» **RECORDS FOR THIS EXERCISE**
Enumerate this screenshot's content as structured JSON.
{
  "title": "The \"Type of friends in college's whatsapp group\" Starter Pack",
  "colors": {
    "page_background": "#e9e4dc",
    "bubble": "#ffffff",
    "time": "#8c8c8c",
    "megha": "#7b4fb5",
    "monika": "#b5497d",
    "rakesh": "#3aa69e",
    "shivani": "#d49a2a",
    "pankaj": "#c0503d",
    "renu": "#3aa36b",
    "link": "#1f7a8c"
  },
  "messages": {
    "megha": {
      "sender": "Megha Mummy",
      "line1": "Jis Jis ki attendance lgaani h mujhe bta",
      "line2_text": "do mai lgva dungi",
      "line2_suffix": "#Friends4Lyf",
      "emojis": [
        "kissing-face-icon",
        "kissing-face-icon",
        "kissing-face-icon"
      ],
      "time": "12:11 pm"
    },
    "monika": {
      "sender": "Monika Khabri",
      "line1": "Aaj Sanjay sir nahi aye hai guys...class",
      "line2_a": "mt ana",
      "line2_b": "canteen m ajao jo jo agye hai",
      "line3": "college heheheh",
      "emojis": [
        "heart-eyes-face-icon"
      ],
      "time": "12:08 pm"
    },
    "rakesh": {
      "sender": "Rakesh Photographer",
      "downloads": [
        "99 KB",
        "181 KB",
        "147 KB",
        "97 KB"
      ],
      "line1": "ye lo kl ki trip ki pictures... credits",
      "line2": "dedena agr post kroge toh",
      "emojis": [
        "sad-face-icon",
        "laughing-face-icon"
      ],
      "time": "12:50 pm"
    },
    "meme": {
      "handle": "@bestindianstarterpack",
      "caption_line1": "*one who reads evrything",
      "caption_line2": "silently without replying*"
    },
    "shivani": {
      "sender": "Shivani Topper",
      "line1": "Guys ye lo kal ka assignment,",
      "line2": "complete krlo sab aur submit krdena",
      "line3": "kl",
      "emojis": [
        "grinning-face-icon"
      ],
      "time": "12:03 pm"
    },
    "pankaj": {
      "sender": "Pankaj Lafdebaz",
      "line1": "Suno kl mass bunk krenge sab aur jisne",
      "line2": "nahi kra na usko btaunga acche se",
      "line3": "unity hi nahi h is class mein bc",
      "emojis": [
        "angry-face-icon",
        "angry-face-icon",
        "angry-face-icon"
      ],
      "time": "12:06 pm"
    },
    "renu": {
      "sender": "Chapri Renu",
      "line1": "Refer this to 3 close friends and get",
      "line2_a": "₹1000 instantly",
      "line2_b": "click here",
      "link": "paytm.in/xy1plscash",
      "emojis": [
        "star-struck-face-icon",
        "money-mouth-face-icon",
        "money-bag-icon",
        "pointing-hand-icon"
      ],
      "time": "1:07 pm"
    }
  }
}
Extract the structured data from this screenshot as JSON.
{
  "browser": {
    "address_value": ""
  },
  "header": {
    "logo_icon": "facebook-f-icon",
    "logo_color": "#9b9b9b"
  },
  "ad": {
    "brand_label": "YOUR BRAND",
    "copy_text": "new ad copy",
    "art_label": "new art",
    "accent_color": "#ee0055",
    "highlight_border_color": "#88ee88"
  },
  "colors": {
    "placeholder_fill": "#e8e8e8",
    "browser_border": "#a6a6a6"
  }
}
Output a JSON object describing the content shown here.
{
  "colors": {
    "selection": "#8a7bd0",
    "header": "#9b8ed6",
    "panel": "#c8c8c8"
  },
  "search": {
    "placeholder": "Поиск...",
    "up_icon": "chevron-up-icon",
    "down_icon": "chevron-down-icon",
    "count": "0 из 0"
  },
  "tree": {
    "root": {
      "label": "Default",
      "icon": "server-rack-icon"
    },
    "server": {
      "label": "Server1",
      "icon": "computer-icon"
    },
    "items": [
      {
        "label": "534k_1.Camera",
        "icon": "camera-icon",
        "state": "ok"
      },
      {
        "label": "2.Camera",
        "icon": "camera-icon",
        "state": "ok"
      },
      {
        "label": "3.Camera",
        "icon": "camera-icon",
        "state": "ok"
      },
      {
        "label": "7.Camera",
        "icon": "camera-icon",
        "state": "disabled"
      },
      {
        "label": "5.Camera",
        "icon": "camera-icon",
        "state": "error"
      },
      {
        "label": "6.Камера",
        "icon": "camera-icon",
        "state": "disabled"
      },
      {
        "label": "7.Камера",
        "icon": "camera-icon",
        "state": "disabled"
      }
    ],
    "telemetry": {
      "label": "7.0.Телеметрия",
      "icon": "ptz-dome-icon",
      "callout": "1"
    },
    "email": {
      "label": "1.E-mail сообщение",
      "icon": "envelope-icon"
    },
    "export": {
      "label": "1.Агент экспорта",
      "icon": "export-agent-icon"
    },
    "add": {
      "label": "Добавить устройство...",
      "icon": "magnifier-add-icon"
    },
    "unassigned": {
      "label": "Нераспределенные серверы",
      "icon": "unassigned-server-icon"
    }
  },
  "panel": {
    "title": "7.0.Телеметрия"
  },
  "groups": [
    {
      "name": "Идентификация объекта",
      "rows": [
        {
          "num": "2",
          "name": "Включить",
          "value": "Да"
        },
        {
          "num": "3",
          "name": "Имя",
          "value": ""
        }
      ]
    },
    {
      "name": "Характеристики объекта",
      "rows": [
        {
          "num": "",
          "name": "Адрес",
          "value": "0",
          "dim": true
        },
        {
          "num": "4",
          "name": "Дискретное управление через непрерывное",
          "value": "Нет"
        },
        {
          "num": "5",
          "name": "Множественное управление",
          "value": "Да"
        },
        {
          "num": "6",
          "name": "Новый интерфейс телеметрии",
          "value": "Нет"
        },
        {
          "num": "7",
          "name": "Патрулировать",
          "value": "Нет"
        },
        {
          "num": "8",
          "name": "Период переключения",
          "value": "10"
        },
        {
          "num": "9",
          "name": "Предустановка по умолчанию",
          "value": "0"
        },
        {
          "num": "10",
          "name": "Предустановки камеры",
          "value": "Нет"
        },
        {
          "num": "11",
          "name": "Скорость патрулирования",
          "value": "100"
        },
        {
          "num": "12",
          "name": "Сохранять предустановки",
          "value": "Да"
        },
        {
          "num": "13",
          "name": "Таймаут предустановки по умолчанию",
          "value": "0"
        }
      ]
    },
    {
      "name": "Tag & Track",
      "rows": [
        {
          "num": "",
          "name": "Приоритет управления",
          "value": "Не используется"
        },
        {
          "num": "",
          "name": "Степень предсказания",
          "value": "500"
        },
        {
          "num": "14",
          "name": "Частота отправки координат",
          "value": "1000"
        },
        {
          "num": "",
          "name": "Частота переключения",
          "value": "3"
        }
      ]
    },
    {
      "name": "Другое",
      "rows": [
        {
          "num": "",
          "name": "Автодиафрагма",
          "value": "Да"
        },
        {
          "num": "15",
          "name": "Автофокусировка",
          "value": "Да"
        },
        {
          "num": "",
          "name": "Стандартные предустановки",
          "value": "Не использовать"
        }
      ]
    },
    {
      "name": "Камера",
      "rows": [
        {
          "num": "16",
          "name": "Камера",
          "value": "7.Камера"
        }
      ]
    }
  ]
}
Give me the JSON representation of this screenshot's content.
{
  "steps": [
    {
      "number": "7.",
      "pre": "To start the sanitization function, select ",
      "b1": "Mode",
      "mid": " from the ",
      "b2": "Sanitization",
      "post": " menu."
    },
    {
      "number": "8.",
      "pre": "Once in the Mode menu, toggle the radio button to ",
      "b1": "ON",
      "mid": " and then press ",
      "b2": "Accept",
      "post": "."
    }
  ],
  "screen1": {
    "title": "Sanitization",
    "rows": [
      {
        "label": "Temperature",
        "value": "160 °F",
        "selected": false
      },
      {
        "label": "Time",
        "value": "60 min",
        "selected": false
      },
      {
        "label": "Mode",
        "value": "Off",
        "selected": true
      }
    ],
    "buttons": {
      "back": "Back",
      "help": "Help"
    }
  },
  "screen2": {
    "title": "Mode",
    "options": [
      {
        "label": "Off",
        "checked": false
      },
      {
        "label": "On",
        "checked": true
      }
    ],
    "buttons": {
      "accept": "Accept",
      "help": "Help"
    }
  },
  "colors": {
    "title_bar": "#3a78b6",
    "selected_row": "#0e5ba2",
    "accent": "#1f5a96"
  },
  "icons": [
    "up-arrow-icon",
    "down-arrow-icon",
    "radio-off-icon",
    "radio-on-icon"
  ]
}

» **PROBLEM REQUIREMENTS**
Show all lines above holding "Камера".

» **TASK SOLUTION**
        "label": "6.Камера",
        "label": "7.Камера",
      "name": "Камера",
          "name": "Камера",
          "value": "7.Камера"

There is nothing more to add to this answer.